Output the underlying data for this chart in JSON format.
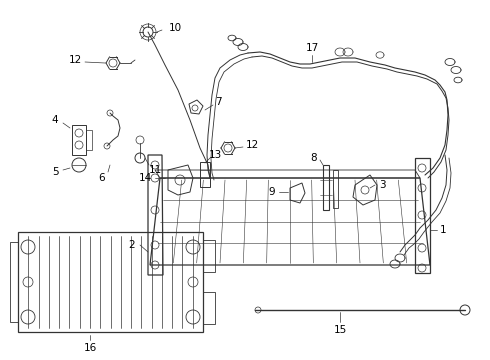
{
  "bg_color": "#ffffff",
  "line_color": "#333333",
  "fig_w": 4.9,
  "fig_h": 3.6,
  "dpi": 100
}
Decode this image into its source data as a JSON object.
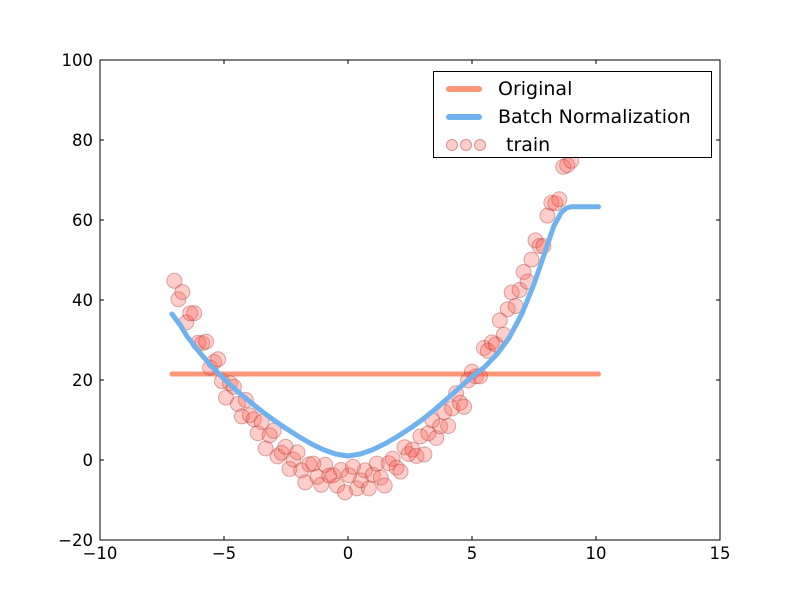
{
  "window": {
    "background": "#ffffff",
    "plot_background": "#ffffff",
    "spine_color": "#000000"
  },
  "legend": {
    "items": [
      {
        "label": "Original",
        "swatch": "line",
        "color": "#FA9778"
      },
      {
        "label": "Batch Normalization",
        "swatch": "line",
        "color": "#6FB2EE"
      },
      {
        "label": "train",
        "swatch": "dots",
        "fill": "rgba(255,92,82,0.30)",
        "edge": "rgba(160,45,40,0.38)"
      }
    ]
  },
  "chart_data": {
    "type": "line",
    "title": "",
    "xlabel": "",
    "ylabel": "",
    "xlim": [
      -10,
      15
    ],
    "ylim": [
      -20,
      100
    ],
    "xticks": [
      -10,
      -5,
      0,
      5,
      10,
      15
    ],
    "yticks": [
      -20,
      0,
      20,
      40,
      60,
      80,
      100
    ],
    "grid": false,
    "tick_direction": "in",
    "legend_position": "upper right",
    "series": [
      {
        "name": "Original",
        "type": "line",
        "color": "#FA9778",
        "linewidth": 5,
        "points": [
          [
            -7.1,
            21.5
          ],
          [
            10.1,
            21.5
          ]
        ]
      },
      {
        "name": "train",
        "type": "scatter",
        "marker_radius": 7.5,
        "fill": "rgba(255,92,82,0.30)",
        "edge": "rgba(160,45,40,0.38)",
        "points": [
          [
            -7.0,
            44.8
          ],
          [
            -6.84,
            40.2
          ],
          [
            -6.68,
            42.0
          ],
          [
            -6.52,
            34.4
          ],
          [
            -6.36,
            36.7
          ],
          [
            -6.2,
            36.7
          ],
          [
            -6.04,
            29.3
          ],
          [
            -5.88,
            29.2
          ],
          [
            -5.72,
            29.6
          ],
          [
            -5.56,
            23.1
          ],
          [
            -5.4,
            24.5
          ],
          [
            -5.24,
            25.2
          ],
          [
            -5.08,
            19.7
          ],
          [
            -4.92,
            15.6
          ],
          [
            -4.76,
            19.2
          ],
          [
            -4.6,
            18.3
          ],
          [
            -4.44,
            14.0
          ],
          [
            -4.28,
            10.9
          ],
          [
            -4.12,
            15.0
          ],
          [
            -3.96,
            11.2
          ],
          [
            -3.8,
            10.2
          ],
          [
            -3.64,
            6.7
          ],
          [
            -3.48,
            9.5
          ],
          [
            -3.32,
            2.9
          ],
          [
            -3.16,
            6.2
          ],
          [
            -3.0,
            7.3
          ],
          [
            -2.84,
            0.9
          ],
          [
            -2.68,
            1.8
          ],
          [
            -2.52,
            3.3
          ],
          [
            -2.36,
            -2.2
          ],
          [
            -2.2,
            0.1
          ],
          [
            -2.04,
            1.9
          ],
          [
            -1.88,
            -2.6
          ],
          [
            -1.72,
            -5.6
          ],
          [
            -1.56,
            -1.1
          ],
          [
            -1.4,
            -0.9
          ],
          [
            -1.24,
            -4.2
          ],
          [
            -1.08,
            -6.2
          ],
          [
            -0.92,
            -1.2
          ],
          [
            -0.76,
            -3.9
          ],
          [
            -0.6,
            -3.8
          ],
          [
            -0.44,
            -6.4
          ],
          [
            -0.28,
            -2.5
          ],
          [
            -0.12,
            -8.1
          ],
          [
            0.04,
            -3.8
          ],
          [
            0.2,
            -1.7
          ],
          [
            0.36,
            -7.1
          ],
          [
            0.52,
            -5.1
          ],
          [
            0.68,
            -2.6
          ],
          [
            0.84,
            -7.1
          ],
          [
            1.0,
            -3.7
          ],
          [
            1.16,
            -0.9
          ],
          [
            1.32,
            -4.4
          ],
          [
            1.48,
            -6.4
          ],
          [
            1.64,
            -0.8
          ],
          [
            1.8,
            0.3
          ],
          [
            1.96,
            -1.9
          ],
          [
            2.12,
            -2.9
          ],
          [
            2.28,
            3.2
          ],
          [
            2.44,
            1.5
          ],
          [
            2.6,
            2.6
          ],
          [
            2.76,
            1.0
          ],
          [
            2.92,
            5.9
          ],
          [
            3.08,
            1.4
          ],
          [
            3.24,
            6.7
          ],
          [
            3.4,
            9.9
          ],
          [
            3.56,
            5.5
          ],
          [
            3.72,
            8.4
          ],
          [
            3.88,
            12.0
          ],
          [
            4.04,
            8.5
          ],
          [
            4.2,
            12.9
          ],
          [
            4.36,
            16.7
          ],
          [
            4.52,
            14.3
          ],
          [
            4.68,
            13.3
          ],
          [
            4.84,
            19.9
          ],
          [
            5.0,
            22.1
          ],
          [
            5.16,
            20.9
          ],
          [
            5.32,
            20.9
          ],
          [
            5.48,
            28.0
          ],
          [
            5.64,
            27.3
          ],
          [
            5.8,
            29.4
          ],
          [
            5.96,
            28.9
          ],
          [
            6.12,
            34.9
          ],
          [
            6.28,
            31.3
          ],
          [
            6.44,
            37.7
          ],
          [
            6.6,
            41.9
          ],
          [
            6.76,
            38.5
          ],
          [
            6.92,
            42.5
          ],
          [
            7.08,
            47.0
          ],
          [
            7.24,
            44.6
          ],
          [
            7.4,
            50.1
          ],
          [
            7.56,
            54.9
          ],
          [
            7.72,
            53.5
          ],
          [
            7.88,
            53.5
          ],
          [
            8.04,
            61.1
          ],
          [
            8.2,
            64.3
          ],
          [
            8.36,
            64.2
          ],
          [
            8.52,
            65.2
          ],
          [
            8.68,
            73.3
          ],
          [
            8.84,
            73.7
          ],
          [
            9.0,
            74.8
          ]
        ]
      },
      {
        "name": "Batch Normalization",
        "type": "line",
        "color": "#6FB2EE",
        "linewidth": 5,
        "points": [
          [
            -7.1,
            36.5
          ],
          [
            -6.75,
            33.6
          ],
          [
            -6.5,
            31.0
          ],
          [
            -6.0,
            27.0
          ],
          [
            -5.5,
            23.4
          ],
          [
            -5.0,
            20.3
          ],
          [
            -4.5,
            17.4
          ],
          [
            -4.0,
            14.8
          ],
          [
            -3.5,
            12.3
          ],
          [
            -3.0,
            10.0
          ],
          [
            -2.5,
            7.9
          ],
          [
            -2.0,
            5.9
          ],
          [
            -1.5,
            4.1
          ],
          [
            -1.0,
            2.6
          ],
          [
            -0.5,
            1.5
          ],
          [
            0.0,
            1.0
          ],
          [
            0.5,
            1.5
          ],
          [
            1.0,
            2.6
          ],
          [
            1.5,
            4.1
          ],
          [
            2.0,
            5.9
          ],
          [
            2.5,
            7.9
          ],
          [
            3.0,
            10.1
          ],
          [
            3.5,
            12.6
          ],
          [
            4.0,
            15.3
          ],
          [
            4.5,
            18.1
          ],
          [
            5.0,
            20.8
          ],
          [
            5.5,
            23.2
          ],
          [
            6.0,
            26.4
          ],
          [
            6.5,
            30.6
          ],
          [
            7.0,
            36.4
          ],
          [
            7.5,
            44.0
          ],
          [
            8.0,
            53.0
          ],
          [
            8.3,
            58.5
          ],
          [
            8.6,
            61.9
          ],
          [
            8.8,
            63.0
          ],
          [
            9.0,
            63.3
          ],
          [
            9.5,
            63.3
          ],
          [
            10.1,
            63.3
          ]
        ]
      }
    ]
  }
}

== == ==

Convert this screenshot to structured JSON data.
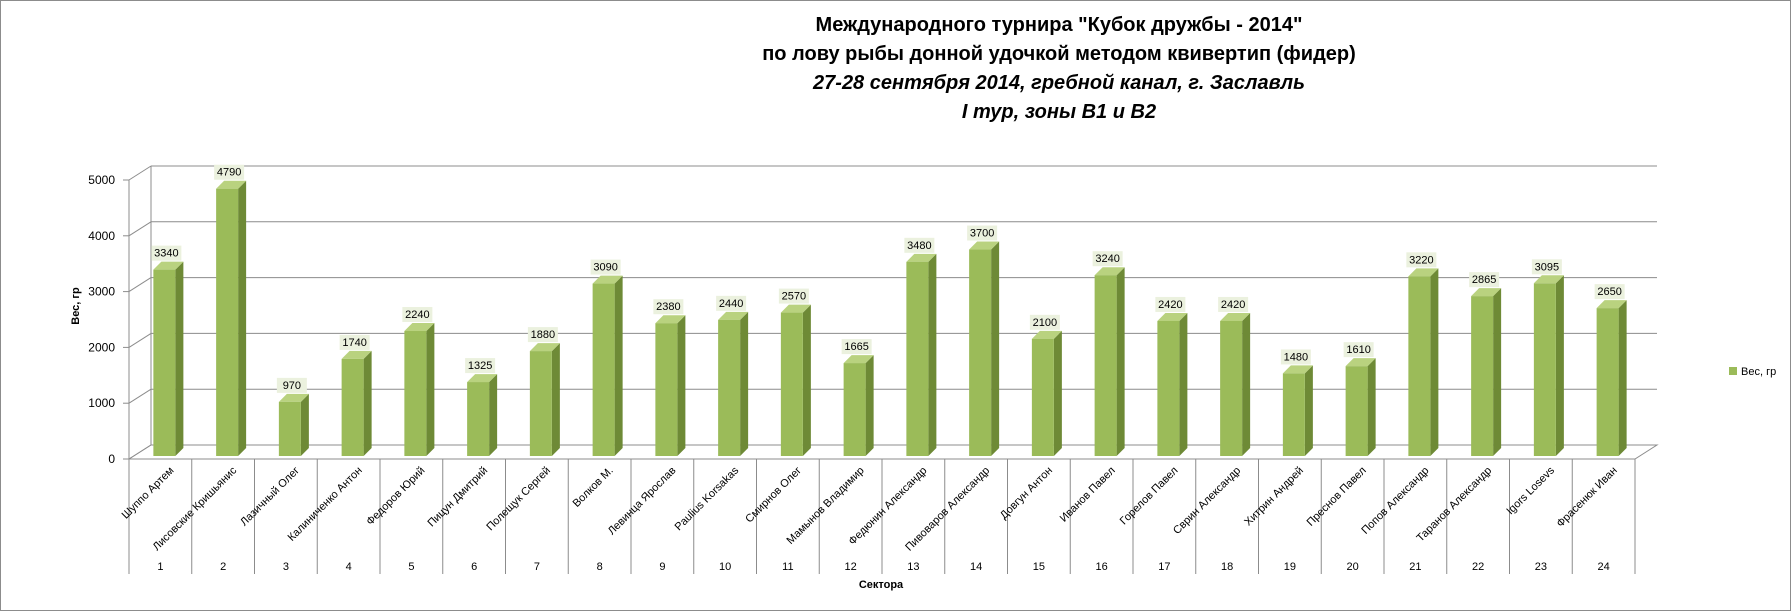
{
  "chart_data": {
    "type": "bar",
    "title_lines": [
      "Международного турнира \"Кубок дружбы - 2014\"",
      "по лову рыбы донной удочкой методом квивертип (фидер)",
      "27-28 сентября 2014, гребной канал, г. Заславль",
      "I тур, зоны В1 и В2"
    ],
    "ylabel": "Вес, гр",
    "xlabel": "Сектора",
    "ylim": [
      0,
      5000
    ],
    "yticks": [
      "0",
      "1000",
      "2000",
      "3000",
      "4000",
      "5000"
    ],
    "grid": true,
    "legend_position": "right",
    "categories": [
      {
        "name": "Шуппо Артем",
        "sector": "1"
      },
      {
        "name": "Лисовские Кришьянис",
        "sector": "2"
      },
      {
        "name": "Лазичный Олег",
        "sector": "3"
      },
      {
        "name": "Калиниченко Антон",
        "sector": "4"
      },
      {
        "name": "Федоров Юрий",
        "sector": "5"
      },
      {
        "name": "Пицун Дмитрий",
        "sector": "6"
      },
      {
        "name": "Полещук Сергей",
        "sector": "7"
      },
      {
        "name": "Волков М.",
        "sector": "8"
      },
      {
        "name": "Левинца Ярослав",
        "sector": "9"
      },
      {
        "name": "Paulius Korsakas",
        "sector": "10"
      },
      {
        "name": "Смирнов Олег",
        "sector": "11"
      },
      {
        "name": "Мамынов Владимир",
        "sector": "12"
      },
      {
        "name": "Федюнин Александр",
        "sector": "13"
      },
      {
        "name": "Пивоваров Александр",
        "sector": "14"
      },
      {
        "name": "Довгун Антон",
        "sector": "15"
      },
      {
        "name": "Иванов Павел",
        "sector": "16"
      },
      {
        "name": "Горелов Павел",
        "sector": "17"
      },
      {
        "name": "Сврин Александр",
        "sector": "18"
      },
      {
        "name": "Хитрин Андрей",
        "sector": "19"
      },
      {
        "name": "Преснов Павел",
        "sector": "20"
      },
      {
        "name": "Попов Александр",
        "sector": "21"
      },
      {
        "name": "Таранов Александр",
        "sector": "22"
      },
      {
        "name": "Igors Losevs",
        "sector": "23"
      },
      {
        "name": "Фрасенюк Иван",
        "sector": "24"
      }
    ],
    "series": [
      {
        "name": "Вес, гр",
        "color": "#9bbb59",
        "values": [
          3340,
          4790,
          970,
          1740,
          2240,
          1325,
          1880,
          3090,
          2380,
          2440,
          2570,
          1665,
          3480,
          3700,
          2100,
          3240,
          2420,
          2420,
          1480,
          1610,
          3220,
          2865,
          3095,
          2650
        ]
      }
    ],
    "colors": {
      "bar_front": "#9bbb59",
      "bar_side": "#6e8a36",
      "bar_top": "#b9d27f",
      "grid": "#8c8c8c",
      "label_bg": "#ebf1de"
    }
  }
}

== == ==

§ **WORK TO BE COMPLETED**
Write out every line of the listing that holds the word "Normalization".

§ **OUTPUT BELOW**
        "label": "Batch Normalization",
        "name": "Batch Normalization",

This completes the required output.